### [Sumber]
:::

KEK Mati di Lumbung Tuna

Berdasarkan data ekspor tuna dua tahun terakhir yang diperoleh dari Dinas Kelautan dan Perikanan Pulau Morotai yang dilakukan pihak swasta yakni PT. Harta Samudera yaitu sebagai berikut:
Ekspor tuna 2022
Tuna loin, Januari 1,920, Februari 48,226, Maret 29,040, April 25,080, Mei 24,540, Juni 1,830, Juli 2,760, Agustus 29,820, September 61,870, Oktober 13,470, November 5,460, Desember 47,880. Total 291,896 ton.
Baby Tuna, Januari 2,830, Februari 0, Maret 25,675, April 20,920, Mei 4,194, Juni 8,200, Juli 19,434, Agustus 31,704, September 53,020, Oktober 72,986, November 68,260, Desember 38,654. Total 345,877 ton.
Ekspor tuna 2023
Tuna loin, Januari 2,580, Februari 39,197, Maret 7,920, April 23,940, Mei 50,400, Juni 62,530, Juli 126,480, Agustus 61,110, September 49,140, Oktober 47,880, November 23,940, Desember 0. Total 495,117 ton.
Baby Tuna, Januari 2,624, Februari 33,886, Maret 13,792, April 7,200, Mei 6,320, Juni 9,762, Juli 3,700, Agustus 15,720, September 0, Oktober 0, November 0, Desember 0. Total 93, 004 ton.

:::

### [Tujuan 1]
Jawab pertanyaan berikut berdasarkan teks ekspor tuna Morotai.
(a) Dari instansi mana data ekspor tuna itu diperoleh?
(b) Berapa total ekspor tuna loin pada 2023?
(c) Berapa ekspor baby tuna pada Oktober 2022?
### [Tujuan 2]
Salin tanpa perubahan sebagian teks ekspor tuna Morotai, mulai pada kata-kata yang memuat "KEK Mati di" dan berhenti setelah "Total 345,877 ton.".
### [Tujuan 3]
Teruskan teks ekspor tuna Morotai dari kalimat terakhir yang ditampilkan.
Item yang ada tidak berhubungan dengan teks ekspor tuna Morotai.

:::

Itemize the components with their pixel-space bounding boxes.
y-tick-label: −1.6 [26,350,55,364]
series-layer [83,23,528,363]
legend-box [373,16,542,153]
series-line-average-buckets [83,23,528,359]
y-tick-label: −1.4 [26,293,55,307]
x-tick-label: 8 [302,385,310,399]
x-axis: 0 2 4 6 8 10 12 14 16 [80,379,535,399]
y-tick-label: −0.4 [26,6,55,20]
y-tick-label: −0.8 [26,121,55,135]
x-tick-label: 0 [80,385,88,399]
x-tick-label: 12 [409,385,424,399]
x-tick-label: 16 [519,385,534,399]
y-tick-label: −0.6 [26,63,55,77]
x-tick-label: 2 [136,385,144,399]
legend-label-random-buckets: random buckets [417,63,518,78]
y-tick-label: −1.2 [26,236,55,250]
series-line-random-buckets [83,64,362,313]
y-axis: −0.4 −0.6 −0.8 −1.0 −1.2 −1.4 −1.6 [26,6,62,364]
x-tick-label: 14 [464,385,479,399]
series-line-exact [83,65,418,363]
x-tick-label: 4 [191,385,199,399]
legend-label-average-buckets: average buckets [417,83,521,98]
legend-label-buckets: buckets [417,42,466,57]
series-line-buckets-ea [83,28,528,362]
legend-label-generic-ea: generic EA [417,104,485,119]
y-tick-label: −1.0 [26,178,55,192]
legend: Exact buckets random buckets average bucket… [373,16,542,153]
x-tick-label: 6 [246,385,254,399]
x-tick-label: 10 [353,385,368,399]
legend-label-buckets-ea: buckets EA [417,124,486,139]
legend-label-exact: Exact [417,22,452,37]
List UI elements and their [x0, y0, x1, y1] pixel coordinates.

:::

### [Keluaran yang Diharapkan 1]
(a) Dari Dinas Kelautan dan Perikanan Pulau Morotai.
(b) 495,117 ton.
(c) 72,986.

### [Keluaran yang Diharapkan 2]
KEK Mati di Lumbung Tuna

Berdasarkan data ekspor tuna dua tahun terakhir yang diperoleh dari Dinas Kelautan dan Perikanan Pulau Morotai yang dilakukan pihak swasta yakni PT. Harta Samudera yaitu sebagai berikut:
Ekspor tuna 2022
Tuna loin, Januari 1,920, Februari 48,226, Maret 29,040, April 25,080, Mei 24,540, Juni 1,830, Juli 2,760, Agustus 29,820, September 61,870, Oktober 13,470, November 5,460, Desember 47,880. Total 291,896 ton.
Baby Tuna, Januari 2,830, Februari 0, Maret 25,675, April 20,920, Mei 4,194, Juni 8,200, Juli 19,434, Agustus 31,704, September 53,020, Oktober 72,986, November 68,260, Desember 38,654. Total 345,877 ton.

### [Keluaran yang Diharapkan 3]
Sementara Kepala Sentra Kelautan dan Perikanan Terpadu (SKPT) Morotai, Mahli Aweng mengatakan pengelolaan perikanan di Morotai pada umumnya masih banyak kendala harus diselesaikan. Sebagai pihak pengelola KEK, PT Jababeka sampai saat ini belum membangun komunikasi dengan SKPT soal pengembangan perikanan.
Padahal sesama pihak yang ditetapkan dalam program nasional, seharusnya ada sinergitas. “Belum ada komunikasi sama sekali dalam hal pengembangan KEK. Karena pengembangan KEK di sektor perikanan juga belum jalan sampai saat ini,” katanya.
Sebagai lembaga yang bernaung di bawah KKP, Mahli juga menilai, Pemerintah Kabupaten Pulau Morotai juga dinilai terkesan tidak mendukung program-program perikanan, sehingga menimbulkan berbagai macam masalah yang dihadapi para nelayan.
Misalnya pendistribusian bahan bakar minyak (BBM) subsidi ke nelayan yang tidak sesuai dengan rekomendasi Badan Pengatur Hilir Minyak dan Gas Bumi (BH-Migas). Sebab penyaluran BBM tidak langsung ke kapal ikan, malah melalui suplier yang akhirnya banyak nelayan yang tidak memperoleh jatah BBM subsidi sesuai kebutuhan.
“Pemda tidak jelas dalam mendistribusi BBM subsidi ke nelayan karena tidak sesuai prosedur yang akhirnya menyebabkan kenaikan harga BBM subsidi atau harganya tidak sesuai yang telah ditetapkan. Ujung-ujungnya nelayan yang menjadi korban, karena terkesan dipersulit” kesalnya.
Kemudian masalah lain dalam pengembangan perikanan juga yaitu, ada pihak swasta yang terkesan monopoli pengelolaan sektor perikanan yang mengakibatkan koperasi perikanan tidak jalan dan harus ditutup. Padahal tujuan utama pembangunan SKPT itu dalam rangka menghidupkan koperasi untuk mendukung ekonomi masyarakat.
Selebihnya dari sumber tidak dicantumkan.